::: DATA PROVIDED

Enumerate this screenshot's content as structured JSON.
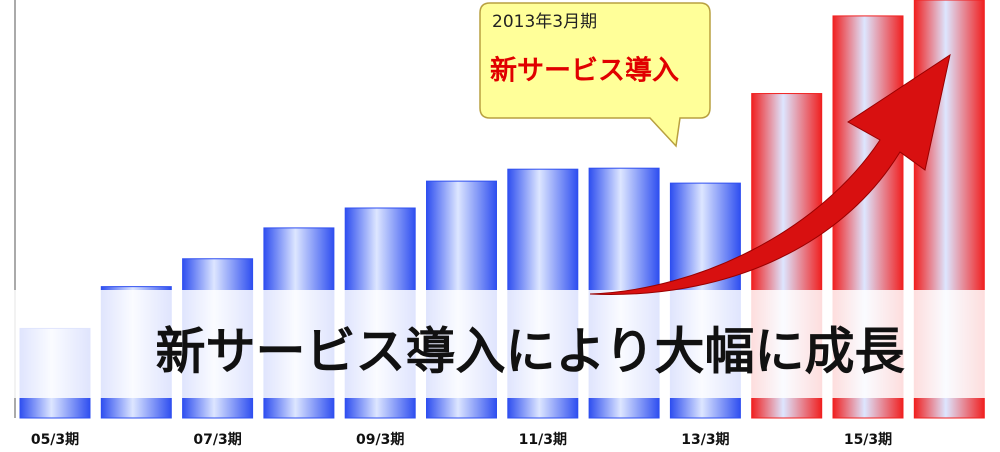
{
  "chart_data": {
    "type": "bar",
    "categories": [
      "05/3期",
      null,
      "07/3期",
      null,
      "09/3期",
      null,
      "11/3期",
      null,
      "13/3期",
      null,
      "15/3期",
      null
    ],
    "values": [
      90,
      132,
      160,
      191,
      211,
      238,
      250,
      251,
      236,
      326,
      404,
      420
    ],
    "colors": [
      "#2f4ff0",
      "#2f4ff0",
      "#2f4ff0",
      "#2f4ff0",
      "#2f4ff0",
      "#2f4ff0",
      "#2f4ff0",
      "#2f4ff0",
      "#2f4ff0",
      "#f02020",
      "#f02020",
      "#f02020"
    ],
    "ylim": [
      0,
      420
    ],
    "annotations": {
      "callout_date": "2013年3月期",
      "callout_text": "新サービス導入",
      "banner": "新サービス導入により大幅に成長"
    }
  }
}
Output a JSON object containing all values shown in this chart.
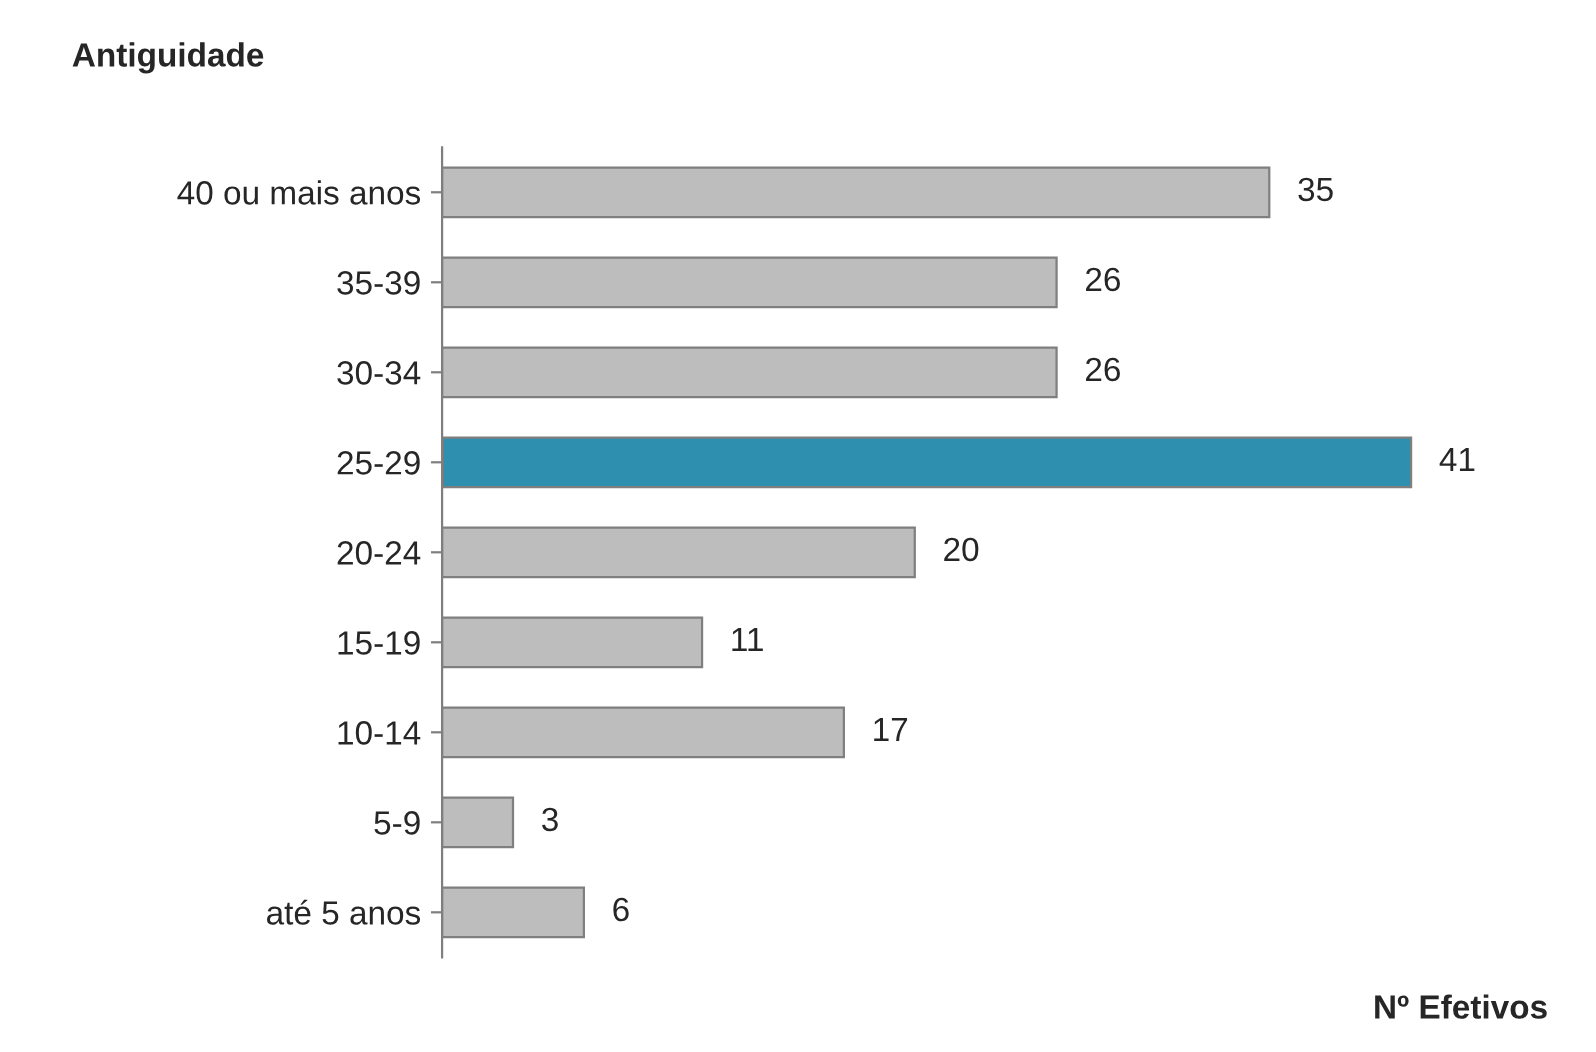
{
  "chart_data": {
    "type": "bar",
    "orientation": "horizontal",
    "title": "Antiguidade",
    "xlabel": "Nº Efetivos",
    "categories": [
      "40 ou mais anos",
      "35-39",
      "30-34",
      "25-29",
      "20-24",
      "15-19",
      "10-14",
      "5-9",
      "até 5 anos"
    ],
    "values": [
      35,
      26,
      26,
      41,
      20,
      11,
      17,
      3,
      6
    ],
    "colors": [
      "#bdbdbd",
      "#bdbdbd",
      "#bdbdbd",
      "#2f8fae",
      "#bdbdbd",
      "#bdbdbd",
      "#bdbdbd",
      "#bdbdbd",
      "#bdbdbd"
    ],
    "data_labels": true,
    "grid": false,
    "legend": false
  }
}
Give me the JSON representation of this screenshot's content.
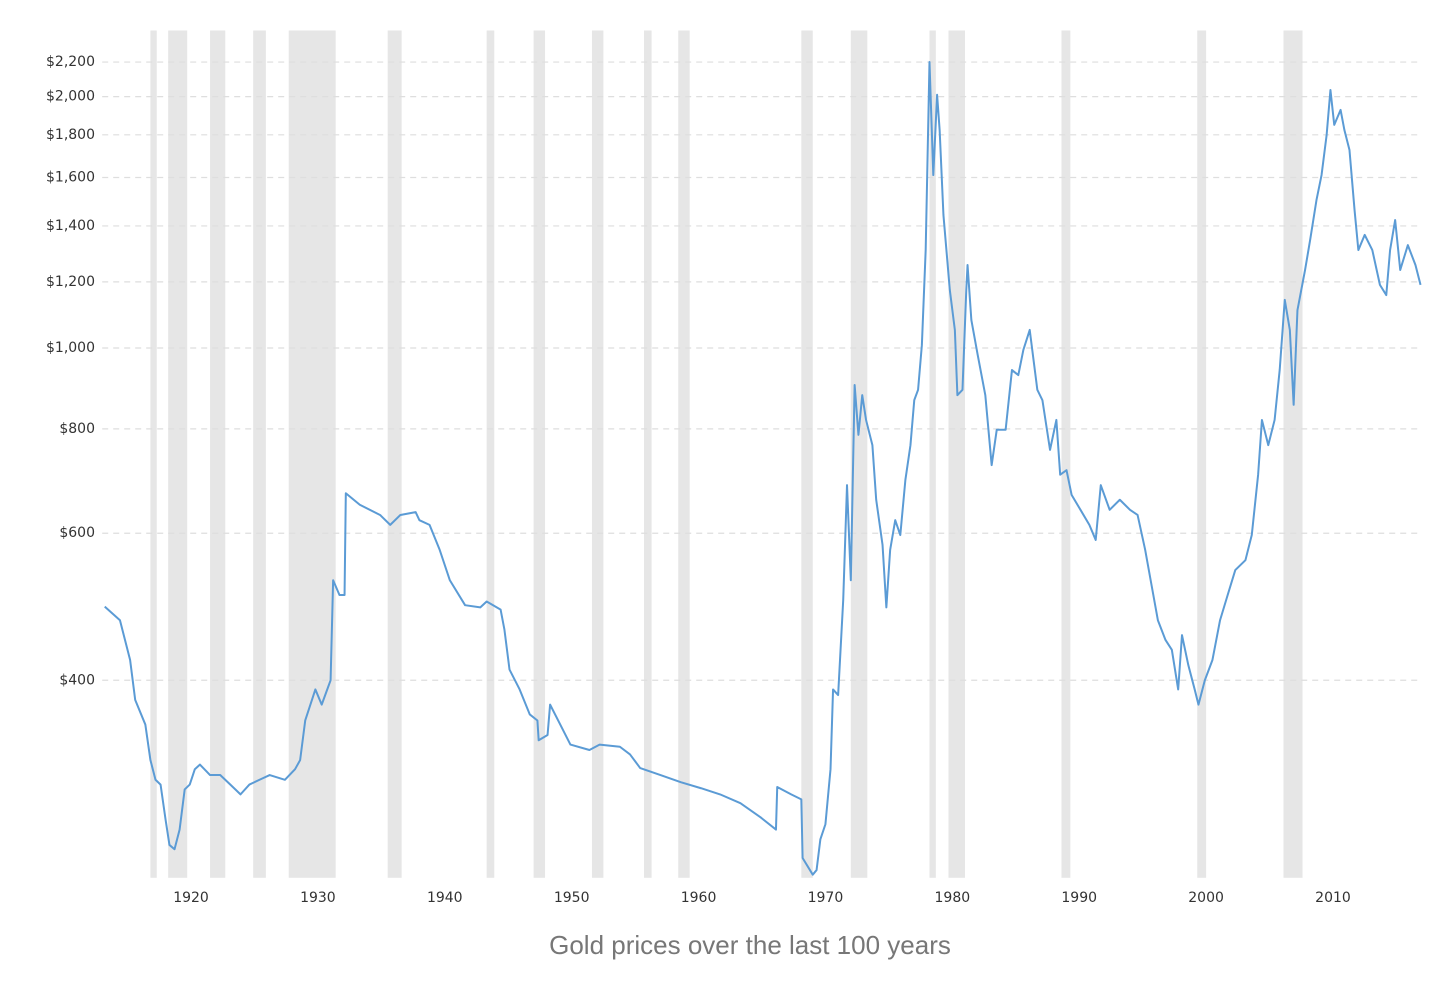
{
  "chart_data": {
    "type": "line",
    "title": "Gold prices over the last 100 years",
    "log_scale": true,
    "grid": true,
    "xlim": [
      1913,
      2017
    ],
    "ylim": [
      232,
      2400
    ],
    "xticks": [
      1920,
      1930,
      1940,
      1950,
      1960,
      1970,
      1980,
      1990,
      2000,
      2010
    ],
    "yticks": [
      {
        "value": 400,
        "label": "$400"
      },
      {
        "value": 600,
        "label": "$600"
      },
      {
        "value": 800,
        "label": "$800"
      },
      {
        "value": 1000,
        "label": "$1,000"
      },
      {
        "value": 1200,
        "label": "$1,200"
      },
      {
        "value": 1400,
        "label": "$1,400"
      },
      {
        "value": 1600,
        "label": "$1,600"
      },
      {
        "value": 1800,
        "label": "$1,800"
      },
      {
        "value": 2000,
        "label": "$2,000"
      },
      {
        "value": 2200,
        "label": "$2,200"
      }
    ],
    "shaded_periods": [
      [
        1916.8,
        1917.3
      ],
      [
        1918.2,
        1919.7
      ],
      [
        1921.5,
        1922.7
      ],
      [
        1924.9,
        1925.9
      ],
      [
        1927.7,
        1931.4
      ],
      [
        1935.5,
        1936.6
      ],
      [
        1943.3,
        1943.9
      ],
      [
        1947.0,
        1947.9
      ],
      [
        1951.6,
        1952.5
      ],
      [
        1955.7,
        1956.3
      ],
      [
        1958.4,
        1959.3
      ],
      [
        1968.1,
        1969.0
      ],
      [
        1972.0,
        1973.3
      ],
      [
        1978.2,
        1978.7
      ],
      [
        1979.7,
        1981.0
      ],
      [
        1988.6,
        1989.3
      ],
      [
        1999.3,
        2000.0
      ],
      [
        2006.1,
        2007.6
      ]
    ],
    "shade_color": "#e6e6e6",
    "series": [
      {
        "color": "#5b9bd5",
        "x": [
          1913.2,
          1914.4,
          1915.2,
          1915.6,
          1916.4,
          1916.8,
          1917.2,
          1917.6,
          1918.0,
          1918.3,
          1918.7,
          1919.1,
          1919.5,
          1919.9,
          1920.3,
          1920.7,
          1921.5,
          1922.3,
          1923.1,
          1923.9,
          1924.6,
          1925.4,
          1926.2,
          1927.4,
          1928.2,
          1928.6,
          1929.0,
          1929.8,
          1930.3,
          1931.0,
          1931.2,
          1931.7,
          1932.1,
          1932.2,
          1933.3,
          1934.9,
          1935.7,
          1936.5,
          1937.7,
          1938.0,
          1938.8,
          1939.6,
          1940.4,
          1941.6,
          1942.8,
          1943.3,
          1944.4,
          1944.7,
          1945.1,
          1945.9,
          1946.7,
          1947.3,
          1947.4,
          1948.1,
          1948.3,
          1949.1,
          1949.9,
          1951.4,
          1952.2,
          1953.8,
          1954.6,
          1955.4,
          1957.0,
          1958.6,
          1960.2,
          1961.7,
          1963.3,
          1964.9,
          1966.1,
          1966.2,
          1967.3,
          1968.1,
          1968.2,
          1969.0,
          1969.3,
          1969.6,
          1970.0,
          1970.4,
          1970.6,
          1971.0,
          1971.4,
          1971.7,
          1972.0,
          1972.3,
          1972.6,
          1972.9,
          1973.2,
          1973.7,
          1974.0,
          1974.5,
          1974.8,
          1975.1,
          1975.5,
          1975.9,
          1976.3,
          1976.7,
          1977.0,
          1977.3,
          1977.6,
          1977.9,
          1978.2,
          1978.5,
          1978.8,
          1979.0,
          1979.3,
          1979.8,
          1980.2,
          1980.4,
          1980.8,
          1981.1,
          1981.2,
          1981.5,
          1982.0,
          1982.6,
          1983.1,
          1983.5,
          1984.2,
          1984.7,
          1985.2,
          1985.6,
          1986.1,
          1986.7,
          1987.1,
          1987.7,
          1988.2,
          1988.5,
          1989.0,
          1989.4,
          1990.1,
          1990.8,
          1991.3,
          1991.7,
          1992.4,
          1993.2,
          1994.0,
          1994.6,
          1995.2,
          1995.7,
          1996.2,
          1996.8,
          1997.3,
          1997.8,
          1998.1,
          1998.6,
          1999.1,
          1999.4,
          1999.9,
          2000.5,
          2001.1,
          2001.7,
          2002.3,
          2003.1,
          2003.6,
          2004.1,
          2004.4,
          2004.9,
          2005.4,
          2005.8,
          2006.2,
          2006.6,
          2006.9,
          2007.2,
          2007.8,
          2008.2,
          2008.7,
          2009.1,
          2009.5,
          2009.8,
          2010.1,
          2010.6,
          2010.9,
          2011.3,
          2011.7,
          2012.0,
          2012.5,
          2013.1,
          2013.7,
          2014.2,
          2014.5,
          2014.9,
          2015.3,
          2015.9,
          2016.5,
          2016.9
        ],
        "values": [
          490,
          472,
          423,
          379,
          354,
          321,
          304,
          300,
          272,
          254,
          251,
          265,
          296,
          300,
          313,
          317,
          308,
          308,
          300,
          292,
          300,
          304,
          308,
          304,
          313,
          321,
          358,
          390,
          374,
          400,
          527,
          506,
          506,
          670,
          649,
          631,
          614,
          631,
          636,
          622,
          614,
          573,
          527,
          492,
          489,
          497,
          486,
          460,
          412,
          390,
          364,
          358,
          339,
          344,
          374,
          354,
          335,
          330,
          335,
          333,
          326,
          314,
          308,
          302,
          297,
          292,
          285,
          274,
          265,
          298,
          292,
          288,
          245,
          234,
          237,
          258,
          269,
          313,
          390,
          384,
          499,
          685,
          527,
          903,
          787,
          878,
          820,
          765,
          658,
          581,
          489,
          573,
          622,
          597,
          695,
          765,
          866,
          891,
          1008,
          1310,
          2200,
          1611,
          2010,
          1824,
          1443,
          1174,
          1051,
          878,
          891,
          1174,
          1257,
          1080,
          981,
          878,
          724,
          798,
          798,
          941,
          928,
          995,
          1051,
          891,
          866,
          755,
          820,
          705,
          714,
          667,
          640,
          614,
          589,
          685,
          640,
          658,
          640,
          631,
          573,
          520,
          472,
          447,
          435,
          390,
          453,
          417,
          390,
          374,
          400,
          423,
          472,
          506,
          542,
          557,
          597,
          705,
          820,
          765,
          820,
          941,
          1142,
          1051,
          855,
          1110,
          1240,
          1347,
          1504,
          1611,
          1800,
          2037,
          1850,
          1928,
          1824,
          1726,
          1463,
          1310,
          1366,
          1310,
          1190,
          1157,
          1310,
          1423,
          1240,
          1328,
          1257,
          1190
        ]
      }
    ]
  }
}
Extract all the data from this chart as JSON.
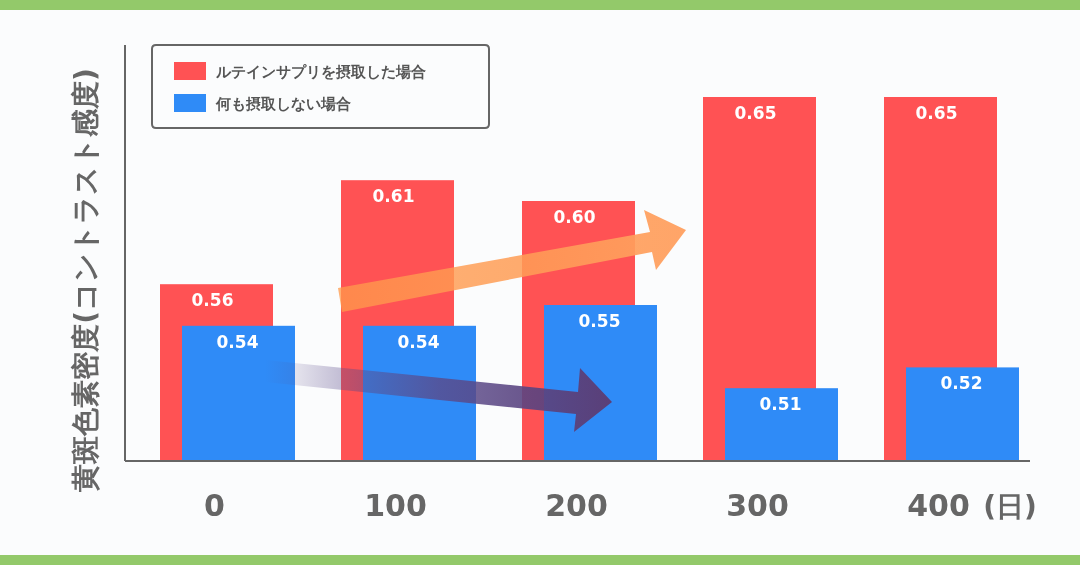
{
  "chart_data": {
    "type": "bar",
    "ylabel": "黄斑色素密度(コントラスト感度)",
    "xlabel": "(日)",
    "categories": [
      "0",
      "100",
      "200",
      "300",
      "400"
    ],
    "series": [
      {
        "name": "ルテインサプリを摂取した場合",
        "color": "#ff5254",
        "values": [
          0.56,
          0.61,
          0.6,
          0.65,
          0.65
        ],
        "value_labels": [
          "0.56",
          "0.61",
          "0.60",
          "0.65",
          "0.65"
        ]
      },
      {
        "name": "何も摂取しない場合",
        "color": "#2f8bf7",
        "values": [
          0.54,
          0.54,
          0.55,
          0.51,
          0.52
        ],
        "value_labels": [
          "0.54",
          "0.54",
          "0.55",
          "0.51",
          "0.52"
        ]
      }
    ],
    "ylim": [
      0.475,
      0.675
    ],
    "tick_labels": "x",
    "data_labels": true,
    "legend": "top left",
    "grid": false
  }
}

::::::

EXERCISE AIM
Within the data above, count the lines that contain the string "true"; the reply is the number alone.

SOLVED EXERCISE
4